EXERCISE TASK
Pictures stay out of the copy; restate everything else in the material exactly.

Records from a data collection:

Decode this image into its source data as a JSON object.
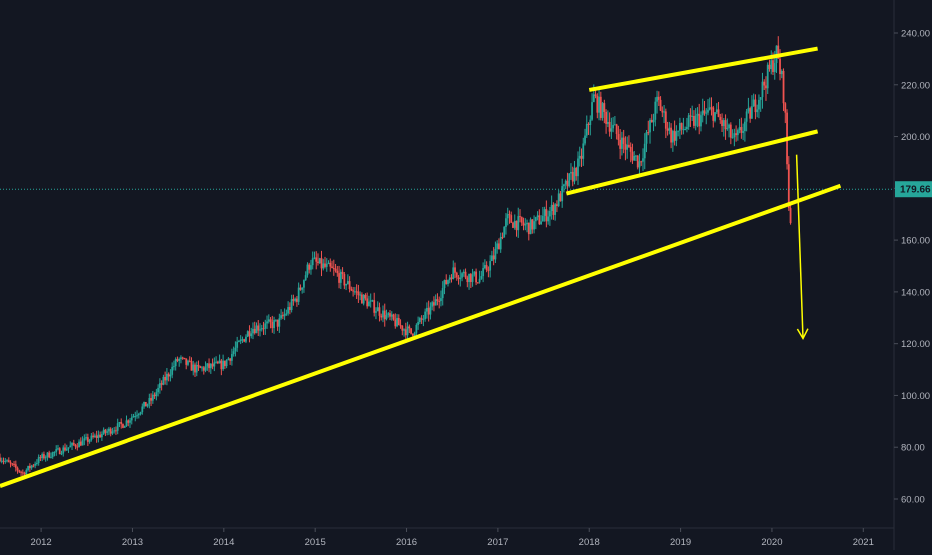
{
  "chart_data": {
    "type": "candlestick",
    "title": "",
    "xlabel": "",
    "ylabel": "",
    "x_range": [
      2011.55,
      2021.15
    ],
    "ylim": [
      50,
      250
    ],
    "x_ticks": [
      {
        "label": "2012",
        "value": 2012
      },
      {
        "label": "2013",
        "value": 2013
      },
      {
        "label": "2014",
        "value": 2014
      },
      {
        "label": "2015",
        "value": 2015
      },
      {
        "label": "2016",
        "value": 2016
      },
      {
        "label": "2017",
        "value": 2017
      },
      {
        "label": "2018",
        "value": 2018
      },
      {
        "label": "2019",
        "value": 2019
      },
      {
        "label": "2020",
        "value": 2020
      },
      {
        "label": "2021",
        "value": 2021
      }
    ],
    "y_ticks": [
      {
        "label": "60.00",
        "value": 60
      },
      {
        "label": "80.00",
        "value": 80
      },
      {
        "label": "100.00",
        "value": 100
      },
      {
        "label": "120.00",
        "value": 120
      },
      {
        "label": "140.00",
        "value": 140
      },
      {
        "label": "160.00",
        "value": 160
      },
      {
        "label": "180.00",
        "value": 180
      },
      {
        "label": "200.00",
        "value": 200
      },
      {
        "label": "220.00",
        "value": 220
      },
      {
        "label": "240.00",
        "value": 240
      }
    ],
    "current_price": {
      "value": 179.66,
      "label": "179.66"
    },
    "price_path": [
      [
        2011.55,
        76
      ],
      [
        2011.8,
        70
      ],
      [
        2012.0,
        76
      ],
      [
        2012.3,
        80
      ],
      [
        2012.6,
        84
      ],
      [
        2012.9,
        89
      ],
      [
        2013.2,
        98
      ],
      [
        2013.5,
        114
      ],
      [
        2013.7,
        110
      ],
      [
        2014.0,
        112
      ],
      [
        2014.3,
        126
      ],
      [
        2014.6,
        128
      ],
      [
        2014.8,
        138
      ],
      [
        2014.95,
        152
      ],
      [
        2015.2,
        148
      ],
      [
        2015.5,
        138
      ],
      [
        2015.8,
        130
      ],
      [
        2016.05,
        124
      ],
      [
        2016.3,
        135
      ],
      [
        2016.5,
        148
      ],
      [
        2016.8,
        145
      ],
      [
        2016.95,
        153
      ],
      [
        2017.1,
        168
      ],
      [
        2017.35,
        165
      ],
      [
        2017.6,
        172
      ],
      [
        2017.9,
        190
      ],
      [
        2018.05,
        215
      ],
      [
        2018.35,
        198
      ],
      [
        2018.55,
        190
      ],
      [
        2018.75,
        214
      ],
      [
        2018.9,
        200
      ],
      [
        2019.1,
        205
      ],
      [
        2019.35,
        210
      ],
      [
        2019.6,
        198
      ],
      [
        2019.85,
        215
      ],
      [
        2020.05,
        232
      ],
      [
        2020.12,
        220
      ],
      [
        2020.17,
        195
      ],
      [
        2020.2,
        165
      ],
      [
        2020.22,
        178
      ]
    ],
    "annotations": [
      {
        "kind": "trendline",
        "name": "long-term-support",
        "from": [
          2011.55,
          65
        ],
        "to": [
          2020.75,
          181
        ],
        "color": "#ffff00"
      },
      {
        "kind": "trendline",
        "name": "channel-top",
        "from": [
          2018.0,
          218
        ],
        "to": [
          2020.5,
          234
        ],
        "color": "#ffff00"
      },
      {
        "kind": "trendline",
        "name": "channel-bottom",
        "from": [
          2017.75,
          178
        ],
        "to": [
          2020.5,
          202
        ],
        "color": "#ffff00"
      },
      {
        "kind": "arrow",
        "name": "projection-arrow",
        "from": [
          2020.27,
          193
        ],
        "to": [
          2020.34,
          122
        ],
        "color": "#ffff00"
      }
    ],
    "colors": {
      "background": "#131722",
      "up": "#26a69a",
      "down": "#ef5350",
      "grid": "#1e222d",
      "axis_text": "#b2b5be",
      "price_line": "#26a69a",
      "drawing": "#ffff00"
    },
    "grid": false
  }
}
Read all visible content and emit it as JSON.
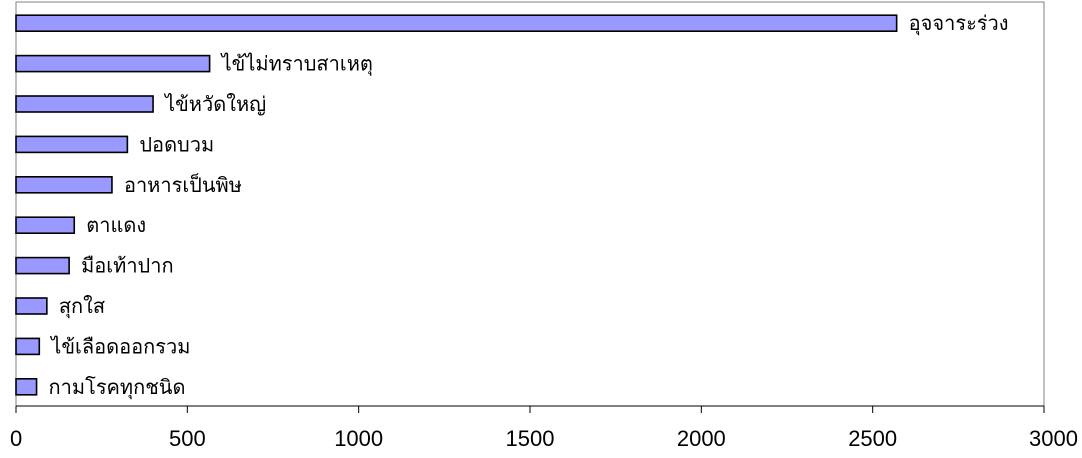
{
  "chart_data": {
    "type": "bar",
    "orientation": "horizontal",
    "categories": [
      "อุจจาระร่วง",
      "ไข้ไม่ทราบสาเหตุ",
      "ไข้หวัดใหญ่",
      "ปอดบวม",
      "อาหารเป็นพิษ",
      "ตาแดง",
      "มือเท้าปาก",
      "สุกใส",
      "ไข้เลือดออกรวม",
      "กามโรคทุกชนิด"
    ],
    "values": [
      2570,
      565,
      400,
      325,
      280,
      170,
      155,
      90,
      68,
      60
    ],
    "xlim": [
      0,
      3000
    ],
    "xticks": [
      "0",
      "500",
      "1000",
      "1500",
      "2000",
      "2500",
      "3000"
    ],
    "xtick_values": [
      0,
      500,
      1000,
      1500,
      2000,
      2500,
      3000
    ],
    "title": "",
    "xlabel": "",
    "ylabel": "",
    "grid": false,
    "legend": "none",
    "bar_color": "#9999ff",
    "bar_edge_color": "#000000"
  }
}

TASK RESULT
Decode this image into its source data as a JSON object.
{
  "chart_data": {
    "type": "candlestick",
    "title": "",
    "xlabel": "",
    "ylabel": "",
    "x_range": [
      2011.55,
      2021.15
    ],
    "ylim": [
      50,
      250
    ],
    "x_ticks": [
      {
        "label": "2012",
        "value": 2012
      },
      {
        "label": "2013",
        "value": 2013
      },
      {
        "label": "2014",
        "value": 2014
      },
      {
        "label": "2015",
        "value": 2015
      },
      {
        "label": "2016",
        "value": 2016
      },
      {
        "label": "2017",
        "value": 2017
      },
      {
        "label": "2018",
        "value": 2018
      },
      {
        "label": "2019",
        "value": 2019
      },
      {
        "label": "2020",
        "value": 2020
      },
      {
        "label": "2021",
        "value": 2021
      }
    ],
    "y_ticks": [
      {
        "label": "60.00",
        "value": 60
      },
      {
        "label": "80.00",
        "value": 80
      },
      {
        "label": "100.00",
        "value": 100
      },
      {
        "label": "120.00",
        "value": 120
      },
      {
        "label": "140.00",
        "value": 140
      },
      {
        "label": "160.00",
        "value": 160
      },
      {
        "label": "180.00",
        "value": 180
      },
      {
        "label": "200.00",
        "value": 200
      },
      {
        "label": "220.00",
        "value": 220
      },
      {
        "label": "240.00",
        "value": 240
      }
    ],
    "current_price": {
      "value": 179.66,
      "label": "179.66"
    },
    "price_path": [
      [
        2011.55,
        76
      ],
      [
        2011.8,
        70
      ],
      [
        2012.0,
        76
      ],
      [
        2012.3,
        80
      ],
      [
        2012.6,
        84
      ],
      [
        2012.9,
        89
      ],
      [
        2013.2,
        98
      ],
      [
        2013.5,
        114
      ],
      [
        2013.7,
        110
      ],
      [
        2014.0,
        112
      ],
      [
        2014.3,
        126
      ],
      [
        2014.6,
        128
      ],
      [
        2014.8,
        138
      ],
      [
        2014.95,
        152
      ],
      [
        2015.2,
        148
      ],
      [
        2015.5,
        138
      ],
      [
        2015.8,
        130
      ],
      [
        2016.05,
        124
      ],
      [
        2016.3,
        135
      ],
      [
        2016.5,
        148
      ],
      [
        2016.8,
        145
      ],
      [
        2016.95,
        153
      ],
      [
        2017.1,
        168
      ],
      [
        2017.35,
        165
      ],
      [
        2017.6,
        172
      ],
      [
        2017.9,
        190
      ],
      [
        2018.05,
        215
      ],
      [
        2018.35,
        198
      ],
      [
        2018.55,
        190
      ],
      [
        2018.75,
        214
      ],
      [
        2018.9,
        200
      ],
      [
        2019.1,
        205
      ],
      [
        2019.35,
        210
      ],
      [
        2019.6,
        198
      ],
      [
        2019.85,
        215
      ],
      [
        2020.05,
        232
      ],
      [
        2020.12,
        220
      ],
      [
        2020.17,
        195
      ],
      [
        2020.2,
        165
      ],
      [
        2020.22,
        178
      ]
    ],
    "annotations": [
      {
        "kind": "trendline",
        "name": "long-term-support",
        "from": [
          2011.55,
          65
        ],
        "to": [
          2020.75,
          181
        ],
        "color": "#ffff00"
      },
      {
        "kind": "trendline",
        "name": "channel-top",
        "from": [
          2018.0,
          218
        ],
        "to": [
          2020.5,
          234
        ],
        "color": "#ffff00"
      },
      {
        "kind": "trendline",
        "name": "channel-bottom",
        "from": [
          2017.75,
          178
        ],
        "to": [
          2020.5,
          202
        ],
        "color": "#ffff00"
      },
      {
        "kind": "arrow",
        "name": "projection-arrow",
        "from": [
          2020.27,
          193
        ],
        "to": [
          2020.34,
          122
        ],
        "color": "#ffff00"
      }
    ],
    "colors": {
      "background": "#131722",
      "up": "#26a69a",
      "down": "#ef5350",
      "grid": "#1e222d",
      "axis_text": "#b2b5be",
      "price_line": "#26a69a",
      "drawing": "#ffff00"
    },
    "grid": false
  }
}
Read all visible content and emit it as JSON.
{
  "chart_data": {
    "type": "bar",
    "orientation": "horizontal",
    "categories": [
      "อุจจาระร่วง",
      "ไข้ไม่ทราบสาเหตุ",
      "ไข้หวัดใหญ่",
      "ปอดบวม",
      "อาหารเป็นพิษ",
      "ตาแดง",
      "มือเท้าปาก",
      "สุกใส",
      "ไข้เลือดออกรวม",
      "กามโรคทุกชนิด"
    ],
    "values": [
      2570,
      565,
      400,
      325,
      280,
      170,
      155,
      90,
      68,
      60
    ],
    "xlim": [
      0,
      3000
    ],
    "xticks": [
      "0",
      "500",
      "1000",
      "1500",
      "2000",
      "2500",
      "3000"
    ],
    "xtick_values": [
      0,
      500,
      1000,
      1500,
      2000,
      2500,
      3000
    ],
    "title": "",
    "xlabel": "",
    "ylabel": "",
    "grid": false,
    "legend": "none",
    "bar_color": "#9999ff",
    "bar_edge_color": "#000000"
  }
}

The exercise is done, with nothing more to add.